[What the exercise asks]: Extract the whole listing as it stands. Do not include the pictures.

[Record excerpts]:
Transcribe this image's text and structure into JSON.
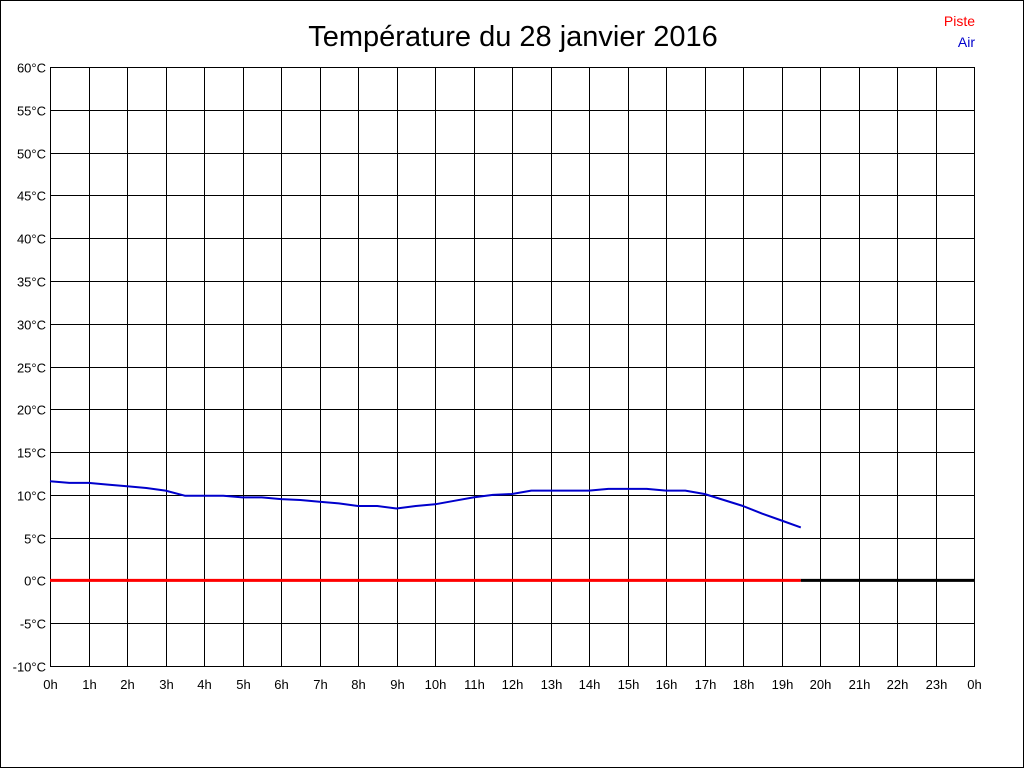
{
  "chart_data": {
    "type": "line",
    "title": "Température du 28 janvier 2016",
    "xlabel": "",
    "ylabel": "",
    "x_ticks": [
      "0h",
      "1h",
      "2h",
      "3h",
      "4h",
      "5h",
      "6h",
      "7h",
      "8h",
      "9h",
      "10h",
      "11h",
      "12h",
      "13h",
      "14h",
      "15h",
      "16h",
      "17h",
      "18h",
      "19h",
      "20h",
      "21h",
      "22h",
      "23h",
      "0h"
    ],
    "y_ticks": [
      "60°C",
      "55°C",
      "50°C",
      "45°C",
      "40°C",
      "35°C",
      "30°C",
      "25°C",
      "20°C",
      "15°C",
      "10°C",
      "5°C",
      "0°C",
      "-5°C",
      "-10°C"
    ],
    "xlim": [
      0,
      24
    ],
    "ylim": [
      -10,
      60
    ],
    "grid": true,
    "legend_position": "top-right",
    "series": [
      {
        "name": "Piste",
        "color": "#ff0000",
        "x": [
          0,
          19.5
        ],
        "y": [
          0,
          0
        ]
      },
      {
        "name": "Air",
        "color": "#0000cc",
        "x": [
          0,
          0.5,
          1,
          1.5,
          2,
          2.5,
          3,
          3.5,
          4,
          4.5,
          5,
          5.5,
          6,
          6.5,
          7,
          7.5,
          8,
          8.5,
          9,
          9.5,
          10,
          10.5,
          11,
          11.5,
          12,
          12.5,
          13,
          13.5,
          14,
          14.5,
          15,
          15.5,
          16,
          16.5,
          17,
          17.5,
          18,
          18.5,
          19,
          19.5
        ],
        "y": [
          11.6,
          11.4,
          11.4,
          11.2,
          11.0,
          10.8,
          10.5,
          9.9,
          9.9,
          9.9,
          9.7,
          9.7,
          9.5,
          9.4,
          9.2,
          9.0,
          8.7,
          8.7,
          8.4,
          8.7,
          8.9,
          9.3,
          9.7,
          10.0,
          10.1,
          10.5,
          10.5,
          10.5,
          10.5,
          10.7,
          10.7,
          10.7,
          10.5,
          10.5,
          10.1,
          9.4,
          8.7,
          7.8,
          7.0,
          6.2
        ]
      }
    ],
    "baseline": {
      "color": "#000000",
      "x": [
        19.5,
        24
      ],
      "y": [
        0,
        0
      ]
    }
  }
}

[Response to this exercise]:
Transcribe this image's text and structure into JSON.
{
  "chart_data": {
    "type": "line",
    "title": "Température du 28 janvier 2016",
    "xlabel": "",
    "ylabel": "",
    "x_ticks": [
      "0h",
      "1h",
      "2h",
      "3h",
      "4h",
      "5h",
      "6h",
      "7h",
      "8h",
      "9h",
      "10h",
      "11h",
      "12h",
      "13h",
      "14h",
      "15h",
      "16h",
      "17h",
      "18h",
      "19h",
      "20h",
      "21h",
      "22h",
      "23h",
      "0h"
    ],
    "y_ticks": [
      "60°C",
      "55°C",
      "50°C",
      "45°C",
      "40°C",
      "35°C",
      "30°C",
      "25°C",
      "20°C",
      "15°C",
      "10°C",
      "5°C",
      "0°C",
      "-5°C",
      "-10°C"
    ],
    "xlim": [
      0,
      24
    ],
    "ylim": [
      -10,
      60
    ],
    "grid": true,
    "legend_position": "top-right",
    "series": [
      {
        "name": "Piste",
        "color": "#ff0000",
        "x": [
          0,
          19.5
        ],
        "y": [
          0,
          0
        ]
      },
      {
        "name": "Air",
        "color": "#0000cc",
        "x": [
          0,
          0.5,
          1,
          1.5,
          2,
          2.5,
          3,
          3.5,
          4,
          4.5,
          5,
          5.5,
          6,
          6.5,
          7,
          7.5,
          8,
          8.5,
          9,
          9.5,
          10,
          10.5,
          11,
          11.5,
          12,
          12.5,
          13,
          13.5,
          14,
          14.5,
          15,
          15.5,
          16,
          16.5,
          17,
          17.5,
          18,
          18.5,
          19,
          19.5
        ],
        "y": [
          11.6,
          11.4,
          11.4,
          11.2,
          11.0,
          10.8,
          10.5,
          9.9,
          9.9,
          9.9,
          9.7,
          9.7,
          9.5,
          9.4,
          9.2,
          9.0,
          8.7,
          8.7,
          8.4,
          8.7,
          8.9,
          9.3,
          9.7,
          10.0,
          10.1,
          10.5,
          10.5,
          10.5,
          10.5,
          10.7,
          10.7,
          10.7,
          10.5,
          10.5,
          10.1,
          9.4,
          8.7,
          7.8,
          7.0,
          6.2
        ]
      }
    ],
    "baseline": {
      "color": "#000000",
      "x": [
        19.5,
        24
      ],
      "y": [
        0,
        0
      ]
    }
  }
}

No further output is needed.